Work to be completed | Send back all the data below, exactly as given.

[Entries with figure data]
-- Start --

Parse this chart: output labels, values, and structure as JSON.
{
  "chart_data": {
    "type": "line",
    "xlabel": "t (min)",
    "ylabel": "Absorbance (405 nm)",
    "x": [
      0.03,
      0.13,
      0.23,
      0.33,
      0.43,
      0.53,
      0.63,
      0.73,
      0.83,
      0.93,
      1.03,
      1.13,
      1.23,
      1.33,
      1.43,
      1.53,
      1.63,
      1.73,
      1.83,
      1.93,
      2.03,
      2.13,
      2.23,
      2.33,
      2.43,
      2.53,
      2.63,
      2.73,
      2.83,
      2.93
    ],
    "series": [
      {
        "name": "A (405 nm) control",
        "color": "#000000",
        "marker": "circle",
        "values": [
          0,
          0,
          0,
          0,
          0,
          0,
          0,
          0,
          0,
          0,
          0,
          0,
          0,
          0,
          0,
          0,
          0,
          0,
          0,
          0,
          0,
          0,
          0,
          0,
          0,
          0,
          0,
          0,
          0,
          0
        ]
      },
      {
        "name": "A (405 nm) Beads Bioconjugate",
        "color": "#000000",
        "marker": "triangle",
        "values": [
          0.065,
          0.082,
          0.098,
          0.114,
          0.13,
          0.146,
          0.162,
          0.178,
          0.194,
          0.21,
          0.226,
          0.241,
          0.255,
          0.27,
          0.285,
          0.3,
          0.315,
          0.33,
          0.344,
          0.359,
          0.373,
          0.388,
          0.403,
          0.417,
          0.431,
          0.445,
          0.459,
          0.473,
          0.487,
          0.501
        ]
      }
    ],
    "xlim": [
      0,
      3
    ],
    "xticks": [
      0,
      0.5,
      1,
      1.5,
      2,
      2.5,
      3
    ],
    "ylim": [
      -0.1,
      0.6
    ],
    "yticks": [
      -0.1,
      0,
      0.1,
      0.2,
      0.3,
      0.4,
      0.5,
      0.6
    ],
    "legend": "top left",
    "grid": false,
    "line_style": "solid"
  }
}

-- End --

In response |
Parse this chart: output labels, values, and structure as JSON.
{
  "chart_data": {
    "type": "line",
    "xlabel": "t (min)",
    "ylabel": "Absorbance (405 nm)",
    "x": [
      0.03,
      0.13,
      0.23,
      0.33,
      0.43,
      0.53,
      0.63,
      0.73,
      0.83,
      0.93,
      1.03,
      1.13,
      1.23,
      1.33,
      1.43,
      1.53,
      1.63,
      1.73,
      1.83,
      1.93,
      2.03,
      2.13,
      2.23,
      2.33,
      2.43,
      2.53,
      2.63,
      2.73,
      2.83,
      2.93
    ],
    "series": [
      {
        "name": "A (405 nm) control",
        "color": "#000000",
        "marker": "circle",
        "values": [
          0,
          0,
          0,
          0,
          0,
          0,
          0,
          0,
          0,
          0,
          0,
          0,
          0,
          0,
          0,
          0,
          0,
          0,
          0,
          0,
          0,
          0,
          0,
          0,
          0,
          0,
          0,
          0,
          0,
          0
        ]
      },
      {
        "name": "A (405 nm) Beads Bioconjugate",
        "color": "#000000",
        "marker": "triangle",
        "values": [
          0.065,
          0.082,
          0.098,
          0.114,
          0.13,
          0.146,
          0.162,
          0.178,
          0.194,
          0.21,
          0.226,
          0.241,
          0.255,
          0.27,
          0.285,
          0.3,
          0.315,
          0.33,
          0.344,
          0.359,
          0.373,
          0.388,
          0.403,
          0.417,
          0.431,
          0.445,
          0.459,
          0.473,
          0.487,
          0.501
        ]
      }
    ],
    "xlim": [
      0,
      3
    ],
    "xticks": [
      0,
      0.5,
      1,
      1.5,
      2,
      2.5,
      3
    ],
    "ylim": [
      -0.1,
      0.6
    ],
    "yticks": [
      -0.1,
      0,
      0.1,
      0.2,
      0.3,
      0.4,
      0.5,
      0.6
    ],
    "legend": "top left",
    "grid": false,
    "line_style": "solid"
  }
}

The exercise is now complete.